**EXERCISE GOAL**
Find every line below that contains the word "SCAN" and copy it out.

**GIVEN DATA**
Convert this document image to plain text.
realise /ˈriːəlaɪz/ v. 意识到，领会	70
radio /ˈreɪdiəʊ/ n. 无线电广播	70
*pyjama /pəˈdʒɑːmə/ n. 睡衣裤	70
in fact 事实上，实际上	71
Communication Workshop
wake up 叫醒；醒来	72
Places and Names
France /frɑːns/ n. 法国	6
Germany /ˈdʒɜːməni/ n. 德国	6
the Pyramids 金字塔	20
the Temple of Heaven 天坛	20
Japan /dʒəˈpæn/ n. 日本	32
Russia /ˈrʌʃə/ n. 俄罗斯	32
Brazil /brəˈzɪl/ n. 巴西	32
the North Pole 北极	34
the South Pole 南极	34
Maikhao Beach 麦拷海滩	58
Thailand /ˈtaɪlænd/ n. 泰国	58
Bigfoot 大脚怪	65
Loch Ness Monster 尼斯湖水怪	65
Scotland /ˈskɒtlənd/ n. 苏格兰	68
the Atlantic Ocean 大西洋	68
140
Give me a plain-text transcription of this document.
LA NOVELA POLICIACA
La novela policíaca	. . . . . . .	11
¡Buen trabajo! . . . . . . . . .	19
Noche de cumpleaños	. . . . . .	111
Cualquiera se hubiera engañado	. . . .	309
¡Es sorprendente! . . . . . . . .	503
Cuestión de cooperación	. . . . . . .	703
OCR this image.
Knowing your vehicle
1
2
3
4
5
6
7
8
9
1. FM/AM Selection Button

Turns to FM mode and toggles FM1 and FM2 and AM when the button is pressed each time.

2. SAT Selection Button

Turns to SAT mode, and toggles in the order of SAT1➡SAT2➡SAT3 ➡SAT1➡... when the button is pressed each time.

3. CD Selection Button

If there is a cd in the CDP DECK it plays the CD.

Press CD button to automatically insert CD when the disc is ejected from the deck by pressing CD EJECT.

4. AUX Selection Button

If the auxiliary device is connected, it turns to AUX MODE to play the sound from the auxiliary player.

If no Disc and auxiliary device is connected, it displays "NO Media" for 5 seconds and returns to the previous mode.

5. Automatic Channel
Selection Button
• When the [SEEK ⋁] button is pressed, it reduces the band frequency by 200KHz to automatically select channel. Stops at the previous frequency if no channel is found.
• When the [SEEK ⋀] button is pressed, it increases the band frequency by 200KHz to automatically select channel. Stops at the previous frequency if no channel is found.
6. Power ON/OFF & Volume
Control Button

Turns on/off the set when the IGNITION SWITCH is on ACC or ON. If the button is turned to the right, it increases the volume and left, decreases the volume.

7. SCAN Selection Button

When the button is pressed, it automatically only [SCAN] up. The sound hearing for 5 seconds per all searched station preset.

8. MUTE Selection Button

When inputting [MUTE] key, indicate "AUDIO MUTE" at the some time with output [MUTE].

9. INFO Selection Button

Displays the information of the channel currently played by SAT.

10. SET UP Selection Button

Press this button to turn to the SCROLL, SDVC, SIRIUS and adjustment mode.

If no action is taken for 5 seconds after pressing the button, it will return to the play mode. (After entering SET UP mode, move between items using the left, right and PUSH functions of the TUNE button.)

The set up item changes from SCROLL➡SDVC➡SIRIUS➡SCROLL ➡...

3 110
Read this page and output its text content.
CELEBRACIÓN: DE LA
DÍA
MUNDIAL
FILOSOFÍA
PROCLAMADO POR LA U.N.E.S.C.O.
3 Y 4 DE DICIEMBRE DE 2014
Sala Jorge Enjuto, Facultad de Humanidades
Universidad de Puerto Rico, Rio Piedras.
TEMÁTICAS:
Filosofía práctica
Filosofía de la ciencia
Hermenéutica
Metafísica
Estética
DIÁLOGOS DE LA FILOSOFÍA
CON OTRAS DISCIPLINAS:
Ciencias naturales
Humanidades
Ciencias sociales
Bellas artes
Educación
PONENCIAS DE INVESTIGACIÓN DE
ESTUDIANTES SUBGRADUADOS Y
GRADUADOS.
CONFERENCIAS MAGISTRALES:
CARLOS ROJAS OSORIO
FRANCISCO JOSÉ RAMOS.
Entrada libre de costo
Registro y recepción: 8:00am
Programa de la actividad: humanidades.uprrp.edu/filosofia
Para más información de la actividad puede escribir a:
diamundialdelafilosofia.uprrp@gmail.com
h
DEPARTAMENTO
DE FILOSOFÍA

**RESULT OF THE EXERCISE**
7. SCAN Selection Button
When the button is pressed, it automatically only [SCAN] up. The sound hearing for 5 seconds per all searched station preset.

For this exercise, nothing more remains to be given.